:: Task objective ::
Reproduce this listing in full.

Chart and figure data
— Begin —

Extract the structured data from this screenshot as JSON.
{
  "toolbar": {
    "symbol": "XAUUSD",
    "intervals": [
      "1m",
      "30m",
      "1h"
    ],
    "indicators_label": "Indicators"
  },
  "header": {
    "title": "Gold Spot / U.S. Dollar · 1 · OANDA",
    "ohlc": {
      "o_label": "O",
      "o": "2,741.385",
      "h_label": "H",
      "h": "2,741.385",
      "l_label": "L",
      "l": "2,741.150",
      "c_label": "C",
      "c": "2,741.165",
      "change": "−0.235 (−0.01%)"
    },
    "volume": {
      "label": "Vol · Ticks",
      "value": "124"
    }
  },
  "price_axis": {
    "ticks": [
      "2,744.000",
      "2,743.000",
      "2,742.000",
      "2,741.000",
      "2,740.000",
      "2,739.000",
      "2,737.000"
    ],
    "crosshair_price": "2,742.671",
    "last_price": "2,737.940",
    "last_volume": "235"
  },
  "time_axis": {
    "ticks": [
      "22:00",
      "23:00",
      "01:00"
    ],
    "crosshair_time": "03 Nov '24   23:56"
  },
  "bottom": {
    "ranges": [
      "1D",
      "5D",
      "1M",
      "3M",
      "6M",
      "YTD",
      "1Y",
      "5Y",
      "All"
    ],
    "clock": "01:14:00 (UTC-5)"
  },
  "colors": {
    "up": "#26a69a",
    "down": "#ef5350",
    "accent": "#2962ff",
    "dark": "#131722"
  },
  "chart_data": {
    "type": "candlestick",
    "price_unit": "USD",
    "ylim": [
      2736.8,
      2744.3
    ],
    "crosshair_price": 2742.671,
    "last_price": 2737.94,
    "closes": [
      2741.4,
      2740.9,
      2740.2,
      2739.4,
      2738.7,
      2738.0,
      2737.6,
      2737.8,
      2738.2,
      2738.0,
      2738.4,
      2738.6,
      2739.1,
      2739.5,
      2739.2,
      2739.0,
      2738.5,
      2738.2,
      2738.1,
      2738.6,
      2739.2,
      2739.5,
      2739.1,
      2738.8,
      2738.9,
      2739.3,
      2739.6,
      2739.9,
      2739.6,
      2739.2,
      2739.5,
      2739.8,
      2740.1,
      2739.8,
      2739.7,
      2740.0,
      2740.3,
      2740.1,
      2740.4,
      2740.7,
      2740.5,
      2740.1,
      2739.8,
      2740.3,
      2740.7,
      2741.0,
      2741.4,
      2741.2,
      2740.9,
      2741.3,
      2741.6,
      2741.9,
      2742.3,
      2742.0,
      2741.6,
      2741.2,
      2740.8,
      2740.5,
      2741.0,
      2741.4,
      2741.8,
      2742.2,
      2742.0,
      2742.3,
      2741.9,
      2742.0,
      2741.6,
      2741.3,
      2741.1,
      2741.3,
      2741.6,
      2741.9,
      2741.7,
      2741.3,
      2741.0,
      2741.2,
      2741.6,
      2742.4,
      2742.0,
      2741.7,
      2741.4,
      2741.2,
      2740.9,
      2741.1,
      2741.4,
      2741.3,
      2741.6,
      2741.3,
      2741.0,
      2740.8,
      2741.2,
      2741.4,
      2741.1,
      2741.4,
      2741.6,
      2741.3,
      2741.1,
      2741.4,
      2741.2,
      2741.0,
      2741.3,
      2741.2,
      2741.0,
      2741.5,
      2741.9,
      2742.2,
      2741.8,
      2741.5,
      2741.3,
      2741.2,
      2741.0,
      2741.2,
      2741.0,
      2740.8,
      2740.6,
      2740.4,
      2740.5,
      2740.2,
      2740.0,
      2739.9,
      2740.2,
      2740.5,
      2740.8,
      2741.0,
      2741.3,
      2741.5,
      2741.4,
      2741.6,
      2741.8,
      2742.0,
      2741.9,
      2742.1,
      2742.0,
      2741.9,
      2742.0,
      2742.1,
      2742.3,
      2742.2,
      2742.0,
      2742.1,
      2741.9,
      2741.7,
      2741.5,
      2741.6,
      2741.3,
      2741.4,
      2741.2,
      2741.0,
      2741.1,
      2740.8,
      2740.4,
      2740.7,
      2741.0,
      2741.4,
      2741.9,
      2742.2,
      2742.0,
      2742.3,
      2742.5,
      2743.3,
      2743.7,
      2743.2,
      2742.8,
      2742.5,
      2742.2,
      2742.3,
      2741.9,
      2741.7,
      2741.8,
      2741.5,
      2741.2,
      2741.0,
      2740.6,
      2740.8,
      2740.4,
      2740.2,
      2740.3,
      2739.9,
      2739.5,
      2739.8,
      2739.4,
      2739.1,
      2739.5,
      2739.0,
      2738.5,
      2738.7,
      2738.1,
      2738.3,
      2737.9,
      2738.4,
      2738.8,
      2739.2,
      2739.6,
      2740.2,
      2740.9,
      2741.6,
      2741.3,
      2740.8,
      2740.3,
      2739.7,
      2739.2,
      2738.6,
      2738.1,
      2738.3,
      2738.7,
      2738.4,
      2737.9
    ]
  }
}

— End —

:: Solution to this exercise ::
Extract the structured data from this screenshot as JSON.
{
  "toolbar": {
    "symbol": "XAUUSD",
    "intervals": [
      "1m",
      "30m",
      "1h"
    ],
    "indicators_label": "Indicators"
  },
  "header": {
    "title": "Gold Spot / U.S. Dollar · 1 · OANDA",
    "ohlc": {
      "o_label": "O",
      "o": "2,741.385",
      "h_label": "H",
      "h": "2,741.385",
      "l_label": "L",
      "l": "2,741.150",
      "c_label": "C",
      "c": "2,741.165",
      "change": "−0.235 (−0.01%)"
    },
    "volume": {
      "label": "Vol · Ticks",
      "value": "124"
    }
  },
  "price_axis": {
    "ticks": [
      "2,744.000",
      "2,743.000",
      "2,742.000",
      "2,741.000",
      "2,740.000",
      "2,739.000",
      "2,737.000"
    ],
    "crosshair_price": "2,742.671",
    "last_price": "2,737.940",
    "last_volume": "235"
  },
  "time_axis": {
    "ticks": [
      "22:00",
      "23:00",
      "01:00"
    ],
    "crosshair_time": "03 Nov '24   23:56"
  },
  "bottom": {
    "ranges": [
      "1D",
      "5D",
      "1M",
      "3M",
      "6M",
      "YTD",
      "1Y",
      "5Y",
      "All"
    ],
    "clock": "01:14:00 (UTC-5)"
  },
  "colors": {
    "up": "#26a69a",
    "down": "#ef5350",
    "accent": "#2962ff",
    "dark": "#131722"
  },
  "chart_data": {
    "type": "candlestick",
    "price_unit": "USD",
    "ylim": [
      2736.8,
      2744.3
    ],
    "crosshair_price": 2742.671,
    "last_price": 2737.94,
    "closes": [
      2741.4,
      2740.9,
      2740.2,
      2739.4,
      2738.7,
      2738.0,
      2737.6,
      2737.8,
      2738.2,
      2738.0,
      2738.4,
      2738.6,
      2739.1,
      2739.5,
      2739.2,
      2739.0,
      2738.5,
      2738.2,
      2738.1,
      2738.6,
      2739.2,
      2739.5,
      2739.1,
      2738.8,
      2738.9,
      2739.3,
      2739.6,
      2739.9,
      2739.6,
      2739.2,
      2739.5,
      2739.8,
      2740.1,
      2739.8,
      2739.7,
      2740.0,
      2740.3,
      2740.1,
      2740.4,
      2740.7,
      2740.5,
      2740.1,
      2739.8,
      2740.3,
      2740.7,
      2741.0,
      2741.4,
      2741.2,
      2740.9,
      2741.3,
      2741.6,
      2741.9,
      2742.3,
      2742.0,
      2741.6,
      2741.2,
      2740.8,
      2740.5,
      2741.0,
      2741.4,
      2741.8,
      2742.2,
      2742.0,
      2742.3,
      2741.9,
      2742.0,
      2741.6,
      2741.3,
      2741.1,
      2741.3,
      2741.6,
      2741.9,
      2741.7,
      2741.3,
      2741.0,
      2741.2,
      2741.6,
      2742.4,
      2742.0,
      2741.7,
      2741.4,
      2741.2,
      2740.9,
      2741.1,
      2741.4,
      2741.3,
      2741.6,
      2741.3,
      2741.0,
      2740.8,
      2741.2,
      2741.4,
      2741.1,
      2741.4,
      2741.6,
      2741.3,
      2741.1,
      2741.4,
      2741.2,
      2741.0,
      2741.3,
      2741.2,
      2741.0,
      2741.5,
      2741.9,
      2742.2,
      2741.8,
      2741.5,
      2741.3,
      2741.2,
      2741.0,
      2741.2,
      2741.0,
      2740.8,
      2740.6,
      2740.4,
      2740.5,
      2740.2,
      2740.0,
      2739.9,
      2740.2,
      2740.5,
      2740.8,
      2741.0,
      2741.3,
      2741.5,
      2741.4,
      2741.6,
      2741.8,
      2742.0,
      2741.9,
      2742.1,
      2742.0,
      2741.9,
      2742.0,
      2742.1,
      2742.3,
      2742.2,
      2742.0,
      2742.1,
      2741.9,
      2741.7,
      2741.5,
      2741.6,
      2741.3,
      2741.4,
      2741.2,
      2741.0,
      2741.1,
      2740.8,
      2740.4,
      2740.7,
      2741.0,
      2741.4,
      2741.9,
      2742.2,
      2742.0,
      2742.3,
      2742.5,
      2743.3,
      2743.7,
      2743.2,
      2742.8,
      2742.5,
      2742.2,
      2742.3,
      2741.9,
      2741.7,
      2741.8,
      2741.5,
      2741.2,
      2741.0,
      2740.6,
      2740.8,
      2740.4,
      2740.2,
      2740.3,
      2739.9,
      2739.5,
      2739.8,
      2739.4,
      2739.1,
      2739.5,
      2739.0,
      2738.5,
      2738.7,
      2738.1,
      2738.3,
      2737.9,
      2738.4,
      2738.8,
      2739.2,
      2739.6,
      2740.2,
      2740.9,
      2741.6,
      2741.3,
      2740.8,
      2740.3,
      2739.7,
      2739.2,
      2738.6,
      2738.1,
      2738.3,
      2738.7,
      2738.4,
      2737.9
    ]
  }
}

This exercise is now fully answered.